Stored entries
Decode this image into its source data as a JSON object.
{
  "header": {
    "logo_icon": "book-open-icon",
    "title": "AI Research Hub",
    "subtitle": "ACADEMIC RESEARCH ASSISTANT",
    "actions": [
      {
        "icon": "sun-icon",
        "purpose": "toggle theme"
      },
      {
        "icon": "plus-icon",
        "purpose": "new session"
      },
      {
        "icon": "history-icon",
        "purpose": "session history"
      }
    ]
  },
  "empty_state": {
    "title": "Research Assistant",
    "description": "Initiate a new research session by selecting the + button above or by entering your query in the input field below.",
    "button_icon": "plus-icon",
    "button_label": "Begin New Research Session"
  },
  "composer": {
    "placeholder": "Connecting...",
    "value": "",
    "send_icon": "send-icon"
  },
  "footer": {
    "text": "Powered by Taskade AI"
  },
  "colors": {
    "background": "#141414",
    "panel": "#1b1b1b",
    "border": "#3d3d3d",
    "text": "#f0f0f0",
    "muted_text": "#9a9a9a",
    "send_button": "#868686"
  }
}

> [Set problem]
Using the data above, output each line exactly.

> [Result of this exercise]
Decode this image into its source data as a JSON object.
{
  "header": {
    "logo_icon": "book-open-icon",
    "title": "AI Research Hub",
    "subtitle": "ACADEMIC RESEARCH ASSISTANT",
    "actions": [
      {
        "icon": "sun-icon",
        "purpose": "toggle theme"
      },
      {
        "icon": "plus-icon",
        "purpose": "new session"
      },
      {
        "icon": "history-icon",
        "purpose": "session history"
      }
    ]
  },
  "empty_state": {
    "title": "Research Assistant",
    "description": "Initiate a new research session by selecting the + button above or by entering your query in the input field below.",
    "button_icon": "plus-icon",
    "button_label": "Begin New Research Session"
  },
  "composer": {
    "placeholder": "Connecting...",
    "value": "",
    "send_icon": "send-icon"
  },
  "footer": {
    "text": "Powered by Taskade AI"
  },
  "colors": {
    "background": "#141414",
    "panel": "#1b1b1b",
    "border": "#3d3d3d",
    "text": "#f0f0f0",
    "muted_text": "#9a9a9a",
    "send_button": "#868686"
  }
}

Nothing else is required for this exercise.